#### [AIM OF THE TASK]
Write out every entry, unchanged. Skip any picture.

#### [AVAILABLE RECORDS]

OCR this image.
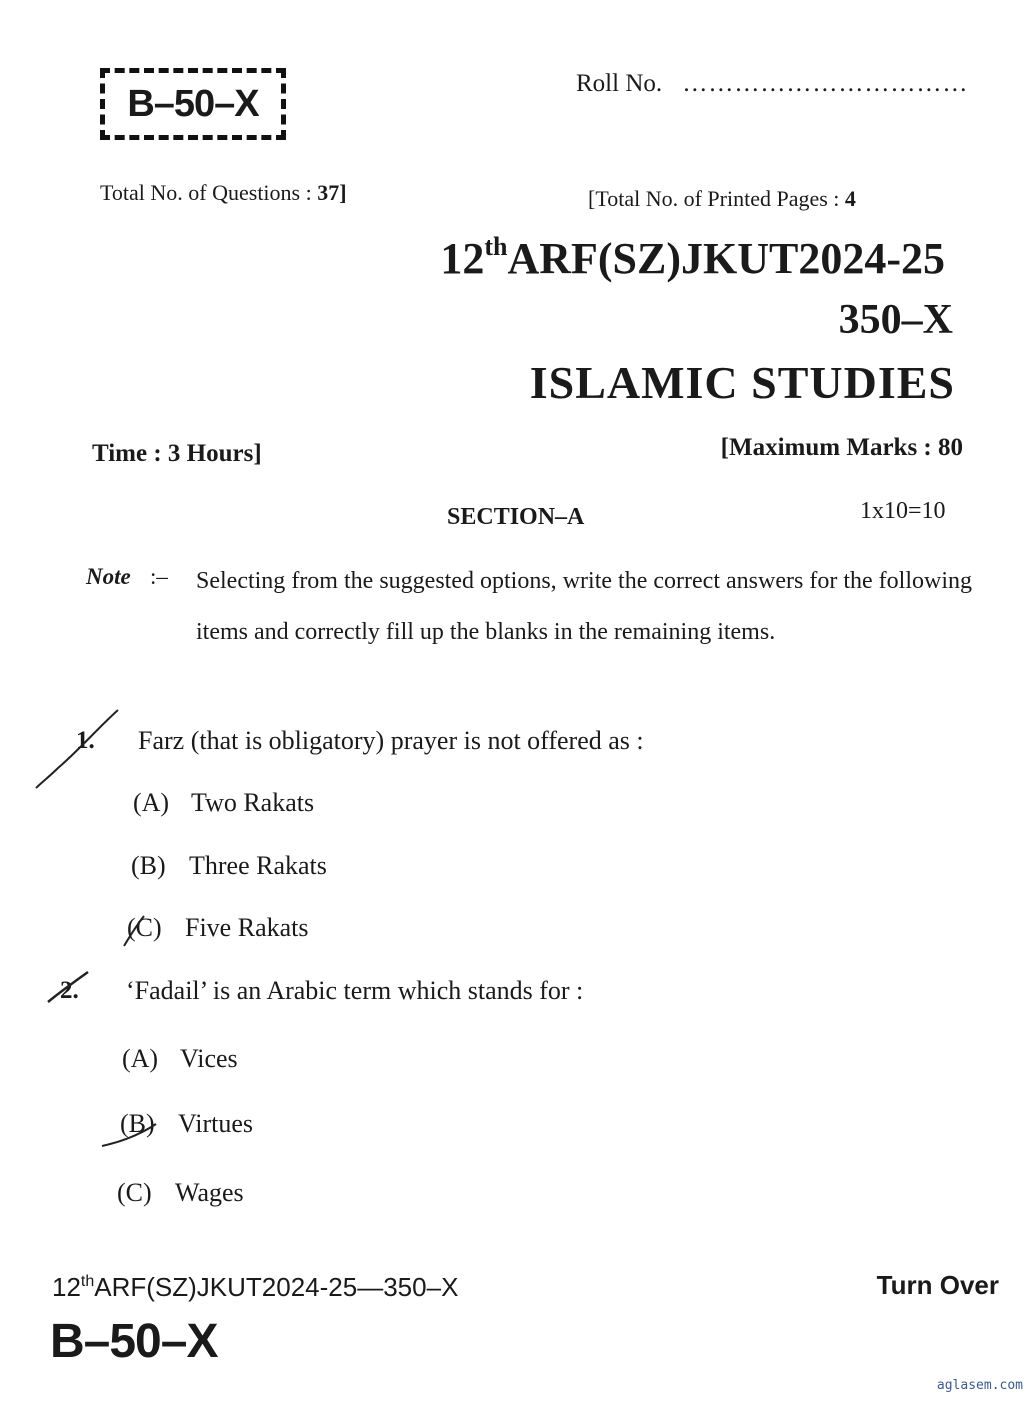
B–50–X	Roll No. ……………………………
Total No. of Questions : 37]	[Total No. of Printed Pages : 4
12thARF(SZ)JKUT2024-25
350–X
ISLAMIC STUDIES
Time : 3 Hours]	[Maximum Marks : 80
SECTION–A	1x10=10
Note :– Selecting from the suggested options, write the correct answers for the following items and correctly fill up the blanks in the remaining items.
1. Farz (that is obligatory) prayer is not offered as :
(A) Two Rakats
(B) Three Rakats
(C) Five Rakats
2. ‘Fadail’ is an Arabic term which stands for :
(A) Vices
(B) Virtues
(C) Wages
12thARF(SZ)JKUT2024-25—350–X
B–50–X
Turn Over
aglasem.com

#### [WORKED SOLUTION]
OCR this image.
B–50–X	Roll No. ……………………………
Total No. of Questions : 37]	[Total No. of Printed Pages : 4
12thARF(SZ)JKUT2024-25
350–X
ISLAMIC STUDIES
Time : 3 Hours]	[Maximum Marks : 80
SECTION–A	1x10=10
Note :– Selecting from the suggested options, write the correct answers for the following items and correctly fill up the blanks in the remaining items.
1. Farz (that is obligatory) prayer is not offered as :
(A) Two Rakats
(B) Three Rakats
(C) Five Rakats
2. ‘Fadail’ is an Arabic term which stands for :
(A) Vices
(B) Virtues
(C) Wages
12thARF(SZ)JKUT2024-25—350–X
B–50–X
Turn Over
aglasem.com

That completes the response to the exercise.